Structured figure records

* * * * * * *

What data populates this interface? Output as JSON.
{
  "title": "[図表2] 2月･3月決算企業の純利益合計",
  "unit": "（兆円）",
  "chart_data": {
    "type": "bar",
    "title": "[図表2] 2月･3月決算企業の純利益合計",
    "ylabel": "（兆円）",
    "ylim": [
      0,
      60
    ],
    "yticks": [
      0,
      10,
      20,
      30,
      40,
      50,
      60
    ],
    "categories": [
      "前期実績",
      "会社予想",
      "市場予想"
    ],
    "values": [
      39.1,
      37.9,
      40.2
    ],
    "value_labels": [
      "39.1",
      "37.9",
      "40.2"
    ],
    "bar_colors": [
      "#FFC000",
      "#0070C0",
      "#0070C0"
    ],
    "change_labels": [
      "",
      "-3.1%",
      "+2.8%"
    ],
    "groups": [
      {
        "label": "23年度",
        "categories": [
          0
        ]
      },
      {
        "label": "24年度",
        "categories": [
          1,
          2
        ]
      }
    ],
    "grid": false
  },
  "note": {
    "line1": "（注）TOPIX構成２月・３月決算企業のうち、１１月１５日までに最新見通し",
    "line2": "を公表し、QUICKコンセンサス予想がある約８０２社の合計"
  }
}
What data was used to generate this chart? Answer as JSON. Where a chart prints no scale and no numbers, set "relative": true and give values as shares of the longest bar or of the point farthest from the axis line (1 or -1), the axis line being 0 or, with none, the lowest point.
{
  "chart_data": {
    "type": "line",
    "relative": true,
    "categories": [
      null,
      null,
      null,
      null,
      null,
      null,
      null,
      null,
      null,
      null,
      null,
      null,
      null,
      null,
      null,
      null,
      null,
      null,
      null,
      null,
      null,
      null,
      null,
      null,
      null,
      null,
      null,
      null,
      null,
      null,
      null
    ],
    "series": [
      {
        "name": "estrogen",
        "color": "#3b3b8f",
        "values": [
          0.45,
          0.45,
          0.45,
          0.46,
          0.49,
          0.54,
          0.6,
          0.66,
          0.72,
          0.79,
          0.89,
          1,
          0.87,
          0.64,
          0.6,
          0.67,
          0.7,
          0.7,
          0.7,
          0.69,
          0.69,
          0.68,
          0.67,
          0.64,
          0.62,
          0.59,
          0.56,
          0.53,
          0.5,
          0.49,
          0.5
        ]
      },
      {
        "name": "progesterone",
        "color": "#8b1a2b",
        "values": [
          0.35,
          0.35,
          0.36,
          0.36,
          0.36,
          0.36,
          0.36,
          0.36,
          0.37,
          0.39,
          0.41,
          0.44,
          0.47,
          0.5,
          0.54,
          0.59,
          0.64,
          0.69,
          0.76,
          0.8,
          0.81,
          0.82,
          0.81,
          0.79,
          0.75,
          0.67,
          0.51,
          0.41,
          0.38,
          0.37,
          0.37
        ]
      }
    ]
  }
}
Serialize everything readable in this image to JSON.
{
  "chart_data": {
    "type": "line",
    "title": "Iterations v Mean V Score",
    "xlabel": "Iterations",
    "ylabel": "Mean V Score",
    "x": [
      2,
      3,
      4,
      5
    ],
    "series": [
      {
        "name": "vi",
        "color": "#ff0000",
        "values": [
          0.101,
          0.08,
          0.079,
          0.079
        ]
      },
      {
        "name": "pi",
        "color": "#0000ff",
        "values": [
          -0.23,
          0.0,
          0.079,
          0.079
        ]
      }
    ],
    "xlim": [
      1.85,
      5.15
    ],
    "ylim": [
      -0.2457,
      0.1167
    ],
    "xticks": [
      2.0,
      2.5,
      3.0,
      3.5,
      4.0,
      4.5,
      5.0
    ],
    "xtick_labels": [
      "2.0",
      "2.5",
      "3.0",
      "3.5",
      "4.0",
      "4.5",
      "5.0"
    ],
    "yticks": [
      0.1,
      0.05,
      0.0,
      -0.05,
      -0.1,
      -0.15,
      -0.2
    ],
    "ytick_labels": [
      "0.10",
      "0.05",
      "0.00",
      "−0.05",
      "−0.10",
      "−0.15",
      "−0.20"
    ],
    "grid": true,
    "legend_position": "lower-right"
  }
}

* * * * * * *

WHAT IS REQUIRED: The records above should be repeated in full, exactly as given.

TASK RESULT:
What data populates this interface? Output as JSON.
{
  "title": "[図表2] 2月･3月決算企業の純利益合計",
  "unit": "（兆円）",
  "chart_data": {
    "type": "bar",
    "title": "[図表2] 2月･3月決算企業の純利益合計",
    "ylabel": "（兆円）",
    "ylim": [
      0,
      60
    ],
    "yticks": [
      0,
      10,
      20,
      30,
      40,
      50,
      60
    ],
    "categories": [
      "前期実績",
      "会社予想",
      "市場予想"
    ],
    "values": [
      39.1,
      37.9,
      40.2
    ],
    "value_labels": [
      "39.1",
      "37.9",
      "40.2"
    ],
    "bar_colors": [
      "#FFC000",
      "#0070C0",
      "#0070C0"
    ],
    "change_labels": [
      "",
      "-3.1%",
      "+2.8%"
    ],
    "groups": [
      {
        "label": "23年度",
        "categories": [
          0
        ]
      },
      {
        "label": "24年度",
        "categories": [
          1,
          2
        ]
      }
    ],
    "grid": false
  },
  "note": {
    "line1": "（注）TOPIX構成２月・３月決算企業のうち、１１月１５日までに最新見通し",
    "line2": "を公表し、QUICKコンセンサス予想がある約８０２社の合計"
  }
}
What data was used to generate this chart? Answer as JSON. Where a chart prints no scale and no numbers, set "relative": true and give values as shares of the longest bar or of the point farthest from the axis line (1 or -1), the axis line being 0 or, with none, the lowest point.
{
  "chart_data": {
    "type": "line",
    "relative": true,
    "categories": [
      null,
      null,
      null,
      null,
      null,
      null,
      null,
      null,
      null,
      null,
      null,
      null,
      null,
      null,
      null,
      null,
      null,
      null,
      null,
      null,
      null,
      null,
      null,
      null,
      null,
      null,
      null,
      null,
      null,
      null,
      null
    ],
    "series": [
      {
        "name": "estrogen",
        "color": "#3b3b8f",
        "values": [
          0.45,
          0.45,
          0.45,
          0.46,
          0.49,
          0.54,
          0.6,
          0.66,
          0.72,
          0.79,
          0.89,
          1,
          0.87,
          0.64,
          0.6,
          0.67,
          0.7,
          0.7,
          0.7,
          0.69,
          0.69,
          0.68,
          0.67,
          0.64,
          0.62,
          0.59,
          0.56,
          0.53,
          0.5,
          0.49,
          0.5
        ]
      },
      {
        "name": "progesterone",
        "color": "#8b1a2b",
        "values": [
          0.35,
          0.35,
          0.36,
          0.36,
          0.36,
          0.36,
          0.36,
          0.36,
          0.37,
          0.39,
          0.41,
          0.44,
          0.47,
          0.5,
          0.54,
          0.59,
          0.64,
          0.69,
          0.76,
          0.8,
          0.81,
          0.82,
          0.81,
          0.79,
          0.75,
          0.67,
          0.51,
          0.41,
          0.38,
          0.37,
          0.37
        ]
      }
    ]
  }
}
Serialize everything readable in this image to JSON.
{
  "chart_data": {
    "type": "line",
    "title": "Iterations v Mean V Score",
    "xlabel": "Iterations",
    "ylabel": "Mean V Score",
    "x": [
      2,
      3,
      4,
      5
    ],
    "series": [
      {
        "name": "vi",
        "color": "#ff0000",
        "values": [
          0.101,
          0.08,
          0.079,
          0.079
        ]
      },
      {
        "name": "pi",
        "color": "#0000ff",
        "values": [
          -0.23,
          0.0,
          0.079,
          0.079
        ]
      }
    ],
    "xlim": [
      1.85,
      5.15
    ],
    "ylim": [
      -0.2457,
      0.1167
    ],
    "xticks": [
      2.0,
      2.5,
      3.0,
      3.5,
      4.0,
      4.5,
      5.0
    ],
    "xtick_labels": [
      "2.0",
      "2.5",
      "3.0",
      "3.5",
      "4.0",
      "4.5",
      "5.0"
    ],
    "yticks": [
      0.1,
      0.05,
      0.0,
      -0.05,
      -0.1,
      -0.15,
      -0.2
    ],
    "ytick_labels": [
      "0.10",
      "0.05",
      "0.00",
      "−0.05",
      "−0.10",
      "−0.15",
      "−0.20"
    ],
    "grid": true,
    "legend_position": "lower-right"
  }
}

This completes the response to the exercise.